If I was to rewrite example 3 in the style you seem to prefer, I think it would look like this:
    if [ 0 -le "$a" ] && [ 5 -ge "$a" ]
And you find that clearer?  I doubt most programmers would find it clearer, and it's good practice to make it so others can easily read your code.

tel2
>> Are you asking me now
yes
I have not written for scripting,
written for C C++ programs.
hence proceeding the same using script too :)

without testing I cannot provide related script here.

Hence agreed on your comment return number instead of return $Ret
Used return $Ret to save $? while using any commands. Since during enhancement/error handling, preventing future errors/exceptions.

>> it so others can easily read your code
I agree.
Also it includes users/script/related OS/future modification including svn (history)
Thanks for those answers, Murugesan.

>>>    if [ 0 -le "$a" ] && [ 5 -ge "$a" ]
>>> And you find that clearer?  I doubt most programmers would find it clearer, and it's good practice to make it so others can easily read your code.

════════════════════

* [Exercise task 1] Reproduce the forum thread about shell scripting word for word, everything from "hence proceeding the" down to "those answers, Murugesan.".

* [Element and coordinate records]
════════════════════

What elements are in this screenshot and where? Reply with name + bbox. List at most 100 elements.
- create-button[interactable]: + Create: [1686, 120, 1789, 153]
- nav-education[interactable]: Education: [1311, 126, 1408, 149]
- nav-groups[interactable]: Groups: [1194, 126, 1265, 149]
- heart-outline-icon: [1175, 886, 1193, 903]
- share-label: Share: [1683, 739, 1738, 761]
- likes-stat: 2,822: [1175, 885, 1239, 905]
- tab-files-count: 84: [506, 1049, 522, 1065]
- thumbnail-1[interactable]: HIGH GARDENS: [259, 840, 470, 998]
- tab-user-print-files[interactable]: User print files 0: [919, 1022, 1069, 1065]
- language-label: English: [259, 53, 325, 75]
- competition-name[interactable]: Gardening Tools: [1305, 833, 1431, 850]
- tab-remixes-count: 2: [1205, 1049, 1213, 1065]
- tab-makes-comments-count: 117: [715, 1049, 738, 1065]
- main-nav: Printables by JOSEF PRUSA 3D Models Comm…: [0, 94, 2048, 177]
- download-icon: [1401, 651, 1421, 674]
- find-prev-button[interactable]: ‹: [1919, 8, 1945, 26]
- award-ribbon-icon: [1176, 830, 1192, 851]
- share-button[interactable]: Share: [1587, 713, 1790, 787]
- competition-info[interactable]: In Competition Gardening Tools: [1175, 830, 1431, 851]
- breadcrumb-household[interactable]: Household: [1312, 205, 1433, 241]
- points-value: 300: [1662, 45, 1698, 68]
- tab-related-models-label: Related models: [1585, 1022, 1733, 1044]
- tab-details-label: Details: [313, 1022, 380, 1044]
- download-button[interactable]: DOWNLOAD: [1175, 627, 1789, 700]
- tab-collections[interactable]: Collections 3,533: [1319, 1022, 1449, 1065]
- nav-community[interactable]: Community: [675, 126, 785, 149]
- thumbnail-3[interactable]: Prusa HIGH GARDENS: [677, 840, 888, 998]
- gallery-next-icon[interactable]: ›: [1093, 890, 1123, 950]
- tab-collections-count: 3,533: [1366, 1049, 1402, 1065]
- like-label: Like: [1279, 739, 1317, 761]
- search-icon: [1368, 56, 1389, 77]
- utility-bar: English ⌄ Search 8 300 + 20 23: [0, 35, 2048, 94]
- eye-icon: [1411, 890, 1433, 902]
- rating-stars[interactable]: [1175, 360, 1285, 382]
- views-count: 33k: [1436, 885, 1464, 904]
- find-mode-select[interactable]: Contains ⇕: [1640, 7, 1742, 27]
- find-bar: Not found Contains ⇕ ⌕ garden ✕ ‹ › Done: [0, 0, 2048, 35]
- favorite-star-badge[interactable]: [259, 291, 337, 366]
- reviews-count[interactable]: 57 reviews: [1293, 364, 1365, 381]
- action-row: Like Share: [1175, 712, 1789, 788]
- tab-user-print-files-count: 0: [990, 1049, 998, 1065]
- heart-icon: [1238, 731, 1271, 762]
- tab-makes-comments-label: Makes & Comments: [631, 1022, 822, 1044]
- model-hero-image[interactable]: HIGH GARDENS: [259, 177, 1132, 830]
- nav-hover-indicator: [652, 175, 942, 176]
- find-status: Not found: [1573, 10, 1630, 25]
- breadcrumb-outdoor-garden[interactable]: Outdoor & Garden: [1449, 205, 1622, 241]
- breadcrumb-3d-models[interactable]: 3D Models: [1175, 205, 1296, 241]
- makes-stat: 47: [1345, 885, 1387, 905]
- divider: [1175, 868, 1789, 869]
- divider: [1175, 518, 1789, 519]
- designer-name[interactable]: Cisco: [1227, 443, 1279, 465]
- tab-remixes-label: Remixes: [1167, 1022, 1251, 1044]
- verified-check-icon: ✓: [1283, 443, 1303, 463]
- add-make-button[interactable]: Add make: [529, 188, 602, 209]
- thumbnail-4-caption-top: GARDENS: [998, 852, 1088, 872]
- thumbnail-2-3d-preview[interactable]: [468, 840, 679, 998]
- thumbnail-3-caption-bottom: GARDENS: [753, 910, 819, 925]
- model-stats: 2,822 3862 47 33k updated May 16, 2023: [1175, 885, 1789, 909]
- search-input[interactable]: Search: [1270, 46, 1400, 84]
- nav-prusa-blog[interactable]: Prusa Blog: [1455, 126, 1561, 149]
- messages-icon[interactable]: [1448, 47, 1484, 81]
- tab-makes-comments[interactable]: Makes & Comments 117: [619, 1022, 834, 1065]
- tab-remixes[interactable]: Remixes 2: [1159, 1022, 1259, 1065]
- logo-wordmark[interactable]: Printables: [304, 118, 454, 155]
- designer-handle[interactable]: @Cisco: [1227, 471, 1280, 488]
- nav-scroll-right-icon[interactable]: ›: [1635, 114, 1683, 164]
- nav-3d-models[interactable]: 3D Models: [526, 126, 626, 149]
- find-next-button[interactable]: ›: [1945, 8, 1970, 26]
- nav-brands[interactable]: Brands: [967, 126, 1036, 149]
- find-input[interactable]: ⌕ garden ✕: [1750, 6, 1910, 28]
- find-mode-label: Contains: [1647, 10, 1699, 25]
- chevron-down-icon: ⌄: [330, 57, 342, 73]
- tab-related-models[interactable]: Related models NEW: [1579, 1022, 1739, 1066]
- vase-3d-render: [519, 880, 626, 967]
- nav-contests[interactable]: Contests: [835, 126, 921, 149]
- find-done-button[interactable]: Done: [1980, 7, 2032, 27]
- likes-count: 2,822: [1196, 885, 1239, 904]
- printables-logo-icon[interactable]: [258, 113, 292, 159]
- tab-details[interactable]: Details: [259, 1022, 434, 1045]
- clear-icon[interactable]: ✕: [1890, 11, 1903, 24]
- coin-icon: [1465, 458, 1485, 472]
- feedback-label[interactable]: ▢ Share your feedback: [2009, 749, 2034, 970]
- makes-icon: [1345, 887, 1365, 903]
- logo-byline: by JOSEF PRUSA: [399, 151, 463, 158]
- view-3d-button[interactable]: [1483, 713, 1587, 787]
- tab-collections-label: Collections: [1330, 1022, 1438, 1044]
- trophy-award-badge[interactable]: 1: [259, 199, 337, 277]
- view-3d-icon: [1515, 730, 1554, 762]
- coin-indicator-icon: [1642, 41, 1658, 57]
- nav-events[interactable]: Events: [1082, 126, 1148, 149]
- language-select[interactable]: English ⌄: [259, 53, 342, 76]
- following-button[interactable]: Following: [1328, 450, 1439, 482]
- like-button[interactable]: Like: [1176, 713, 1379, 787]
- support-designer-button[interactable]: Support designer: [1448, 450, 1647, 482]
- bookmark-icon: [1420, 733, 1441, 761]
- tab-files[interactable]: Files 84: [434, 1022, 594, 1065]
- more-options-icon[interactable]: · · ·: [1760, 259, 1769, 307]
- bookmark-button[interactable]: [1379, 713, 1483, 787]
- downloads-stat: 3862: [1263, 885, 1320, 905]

════════════════════

* [Exercise task 2] Duplicate the rows verbatim, everything from the first row down to and including the row containing "- language-label: English: [259, 53, 325, 75]".

* [Correct result 1]
hence proceeding the same using script too :)

without testing I cannot provide related script here.

Hence agreed on your comment return number instead of return $Ret
Used return $Ret to save $? while using any commands. Since during enhancement/error handling, preventing future errors/exceptions.

>> it so others can easily read your code
I agree.
Also it includes users/script/related OS/future modification including svn (history)
Thanks for those answers, Murugesan.

* [Correct result 2]
What elements are in this screenshot and where? Reply with name + bbox. List at most 100 elements.
- create-button[interactable]: + Create: [1686, 120, 1789, 153]
- nav-education[interactable]: Education: [1311, 126, 1408, 149]
- nav-groups[interactable]: Groups: [1194, 126, 1265, 149]
- heart-outline-icon: [1175, 886, 1193, 903]
- share-label: Share: [1683, 739, 1738, 761]
- likes-stat: 2,822: [1175, 885, 1239, 905]
- tab-files-count: 84: [506, 1049, 522, 1065]
- thumbnail-1[interactable]: HIGH GARDENS: [259, 840, 470, 998]
- tab-user-print-files[interactable]: User print files 0: [919, 1022, 1069, 1065]
- language-label: English: [259, 53, 325, 75]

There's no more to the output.